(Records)
= = =
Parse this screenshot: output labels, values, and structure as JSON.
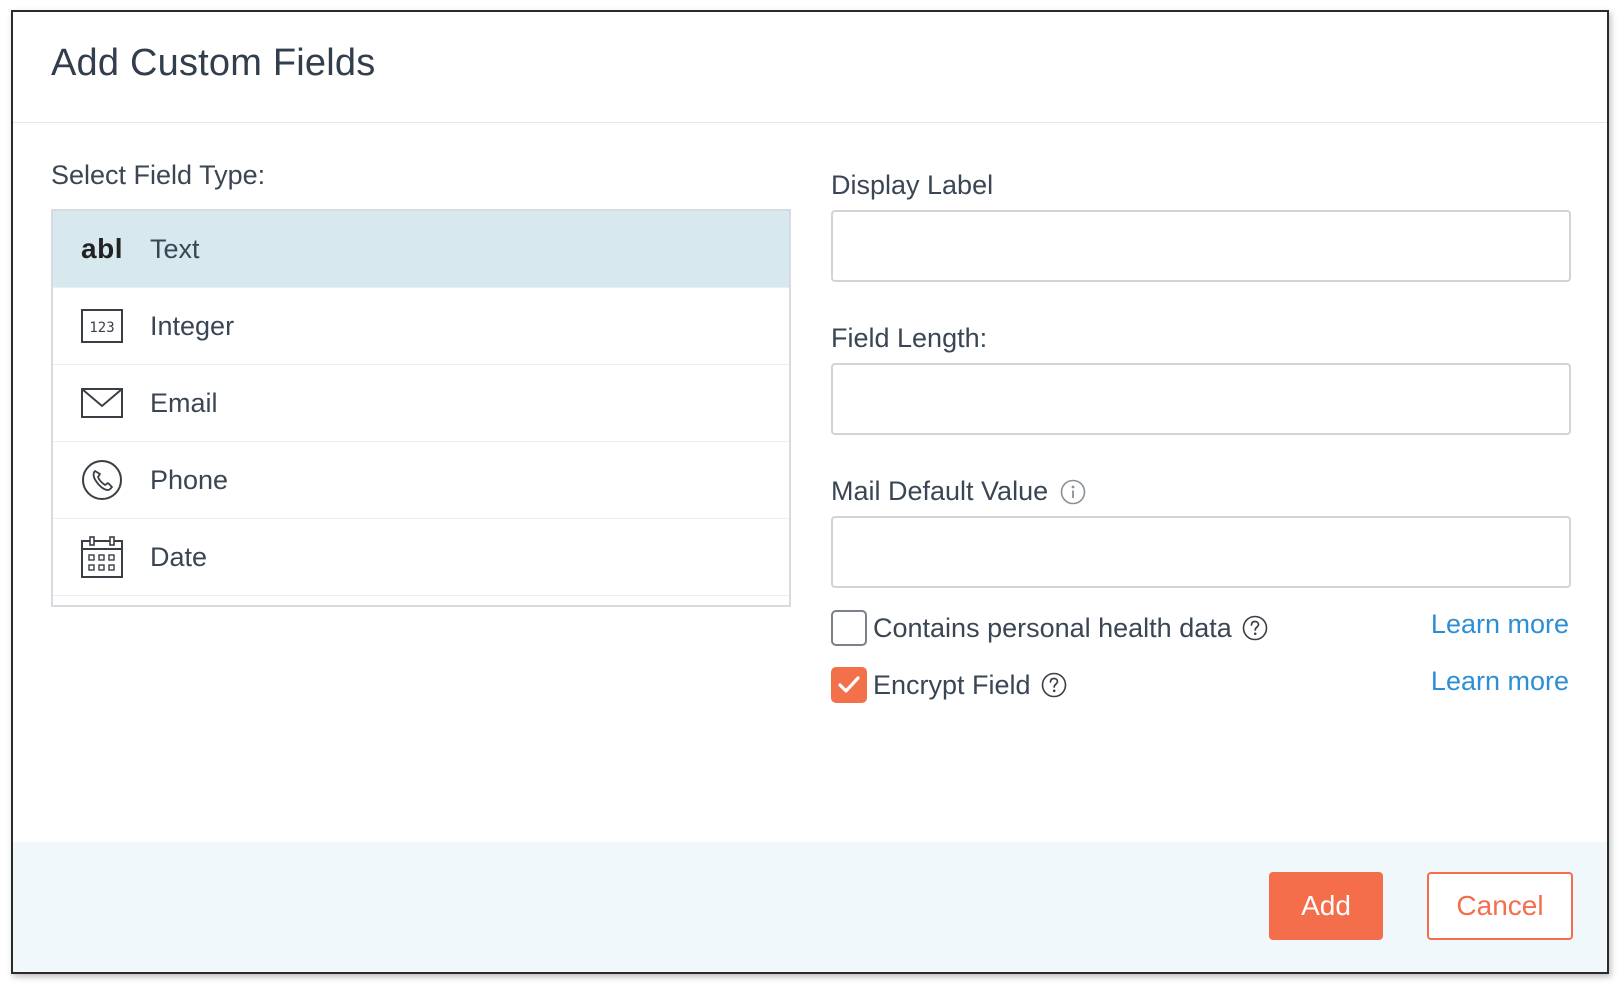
{
  "dialog": {
    "title": "Add Custom Fields"
  },
  "field_types": {
    "label": "Select Field Type:",
    "items": [
      {
        "label": "Text",
        "icon": "abl-text-icon",
        "glyph": "abl",
        "selected": true
      },
      {
        "label": "Integer",
        "icon": "number-123-icon",
        "selected": false
      },
      {
        "label": "Email",
        "icon": "envelope-icon",
        "selected": false
      },
      {
        "label": "Phone",
        "icon": "phone-icon",
        "selected": false
      },
      {
        "label": "Date",
        "icon": "calendar-icon",
        "selected": false
      }
    ]
  },
  "form": {
    "display_label": {
      "label": "Display Label",
      "value": "",
      "placeholder": ""
    },
    "field_length": {
      "label": "Field Length:",
      "value": "",
      "placeholder": ""
    },
    "mail_default": {
      "label": "Mail Default Value",
      "value": "",
      "placeholder": "",
      "info_icon": "info-icon"
    },
    "health_data": {
      "label": "Contains personal health data",
      "checked": false,
      "help_icon": "question-icon",
      "link": "Learn more"
    },
    "encrypt": {
      "label": "Encrypt Field",
      "checked": true,
      "help_icon": "question-icon",
      "link": "Learn more"
    }
  },
  "footer": {
    "add_label": "Add",
    "cancel_label": "Cancel"
  },
  "colors": {
    "accent": "#f46e4c",
    "link": "#2c8fd6",
    "selected_row": "#d7e8ef",
    "footer_bg": "#f1f8fc"
  }
}
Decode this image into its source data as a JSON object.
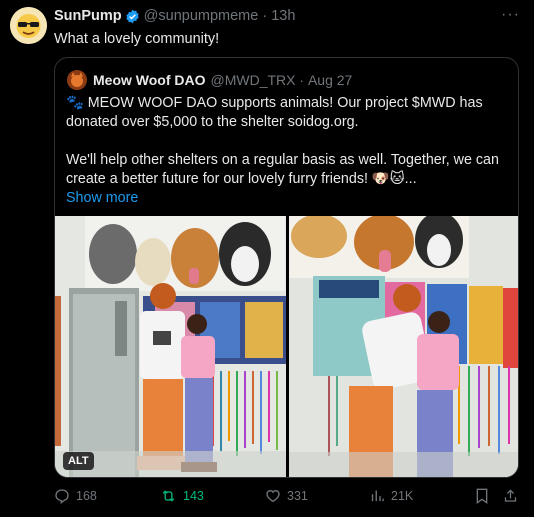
{
  "tweet": {
    "author_name": "SunPump",
    "author_handle": "@sunpumpmeme",
    "time": "13h",
    "text": "What a lovely community!"
  },
  "quote": {
    "author_name": "Meow Woof DAO",
    "author_handle": "@MWD_TRX",
    "date": "Aug 27",
    "line1": "🐾 MEOW WOOF DAO supports animals! Our project $MWD has donated over $5,000 to the shelter soidog.org.",
    "line2": "We'll help other shelters on a regular basis as well. Together, we can create a better future for our lovely furry friends! 🐶🐱...",
    "show_more": "Show more",
    "alt_badge": "ALT"
  },
  "actions": {
    "replies": "168",
    "retweets": "143",
    "likes": "331",
    "views": "21K"
  },
  "colors": {
    "background": "#000000",
    "text": "#e7e9ea",
    "muted": "#71767b",
    "link": "#1d9bf0",
    "retweet_active": "#00ba7c",
    "border": "#2f3336"
  }
}
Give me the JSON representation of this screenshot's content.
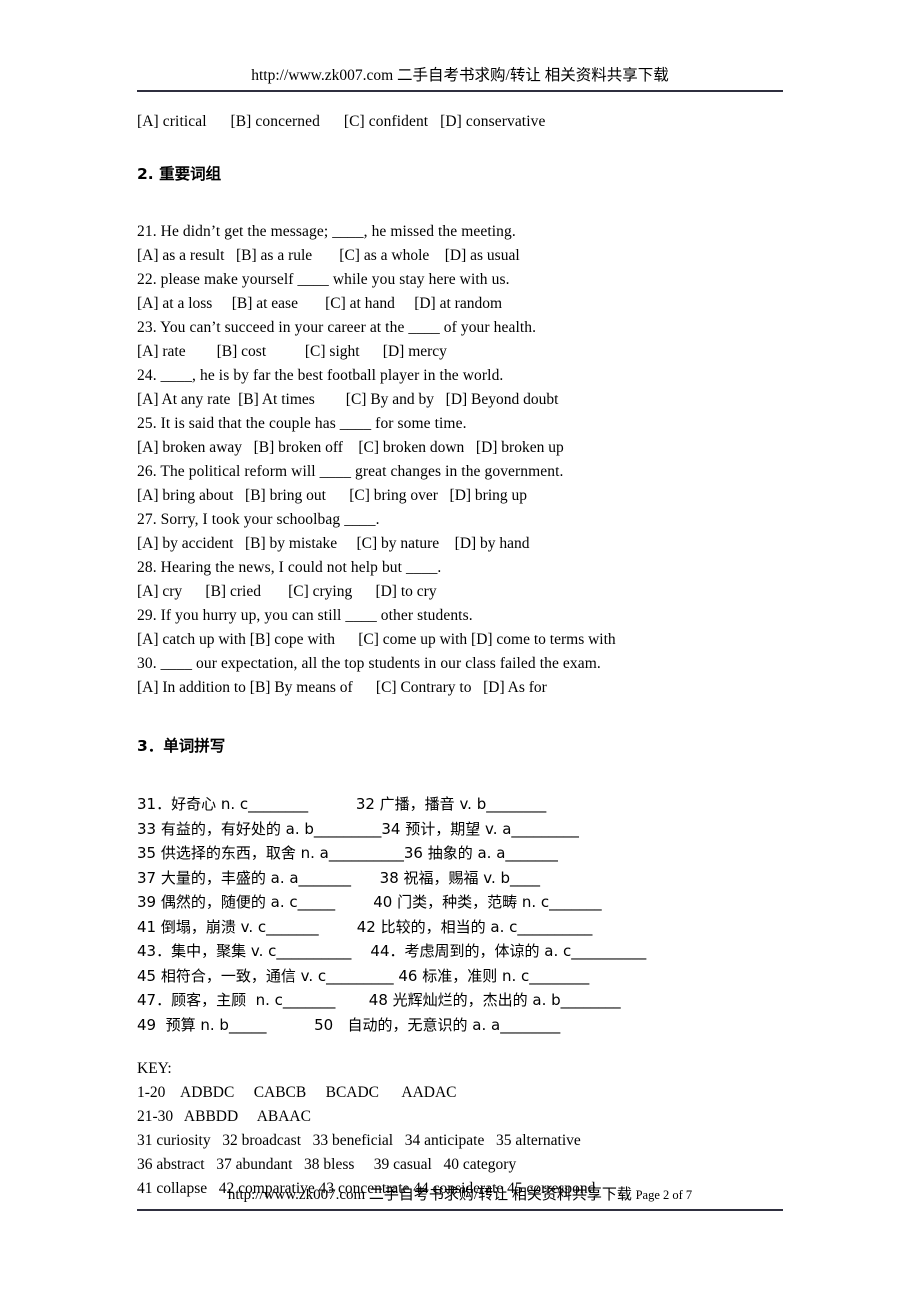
{
  "header": {
    "text": "http://www.zk007.com  二手自考书求购/转让  相关资料共享下载"
  },
  "footer": {
    "text": "http://www.zk007.com 二手自考书求购/转让 相关资料共享下载",
    "page_label": "Page 2 of 7"
  },
  "carryover_options": "[A] critical      [B] concerned      [C] confident   [D] conservative",
  "sections": [
    {
      "heading": "2. 重要词组",
      "questions": [
        {
          "stem": "21. He didn’t get the message; ____, he missed the meeting.",
          "options": "[A] as a result   [B] as a rule       [C] as a whole    [D] as usual"
        },
        {
          "stem": "22. please make yourself ____ while you stay here with us.",
          "options": "[A] at a loss     [B] at ease       [C] at hand     [D] at random"
        },
        {
          "stem": "23. You can’t succeed in your career at the ____ of your health.",
          "options": "[A] rate        [B] cost          [C] sight      [D] mercy"
        },
        {
          "stem": "24. ____, he is by far the best football player in the world.",
          "options": "[A] At any rate  [B] At times        [C] By and by   [D] Beyond doubt"
        },
        {
          "stem": "25. It is said that the couple has ____ for some time.",
          "options": "[A] broken away   [B] broken off    [C] broken down   [D] broken up"
        },
        {
          "stem": "26. The political reform will ____ great changes in the government.",
          "options": "[A] bring about   [B] bring out      [C] bring over   [D] bring up"
        },
        {
          "stem": "27. Sorry, I took your schoolbag ____.",
          "options": "[A] by accident   [B] by mistake     [C] by nature    [D] by hand"
        },
        {
          "stem": "28. Hearing the news, I could not help but ____.",
          "options": "[A] cry      [B] cried       [C] crying      [D] to cry"
        },
        {
          "stem": "29. If you hurry up, you can still ____ other students.",
          "options": "[A] catch up with [B] cope with      [C] come up with [D] come to terms with"
        },
        {
          "stem": "30. ____ our expectation, all the top students in our class failed the exam.",
          "options": "[A] In addition to [B] By means of      [C] Contrary to   [D] As for"
        }
      ]
    }
  ],
  "spelling_section": {
    "heading": "3．单词拼写",
    "lines": [
      "31．好奇心 n. c________          32 广播，播音 v. b________",
      "33 有益的，有好处的 a. b_________34 预计，期望 v. a_________",
      "35 供选择的东西，取舍 n. a__________36 抽象的 a. a_______",
      "37 大量的，丰盛的 a. a_______      38 祝福，赐福 v. b____",
      "39 偶然的，随便的 a. c_____        40 门类，种类，范畴 n. c_______",
      "41 倒塌，崩溃 v. c_______        42 比较的，相当的 a. c__________",
      "43．集中，聚集 v. c__________    44．考虑周到的，体谅的 a. c__________",
      "45 相符合，一致，通信 v. c_________ 46 标准，准则 n. c________",
      "47．顾客，主顾  n. c_______       48 光辉灿烂的，杰出的 a. b________",
      "49  预算 n. b_____          50   自动的，无意识的 a. a________"
    ]
  },
  "key": {
    "title": "KEY:",
    "lines": [
      "1-20    ADBDC     CABCB     BCADC      AADAC",
      "21-30   ABBDD     ABAAC",
      "31 curiosity   32 broadcast   33 beneficial   34 anticipate   35 alternative",
      "36 abstract   37 abundant   38 bless     39 casual   40 category",
      "41 collapse   42 comparative 43 concentrate 44 considerate 45 correspond"
    ]
  }
}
= = =
What you will do:
Search the entries for the word "stem", then list each line that holds it.

Problem solution:
          "stem": "21. He didn’t get the message; ____, he missed the meeting.",
          "stem": "22. please make yourself ____ while you stay here with us.",
          "stem": "23. You can’t succeed in your career at the ____ of your health.",
          "stem": "24. ____, he is by far the best football player in the world.",
          "stem": "25. It is said that the couple has ____ for some time.",
          "stem": "26. The political reform will ____ great changes in the government.",
          "stem": "27. Sorry, I took your schoolbag ____.",
          "stem": "28. Hearing the news, I could not help but ____.",
          "stem": "29. If you hurry up, you can still ____ other students.",
          "stem": "30. ____ our expectation, all the top students in our class failed the exam.",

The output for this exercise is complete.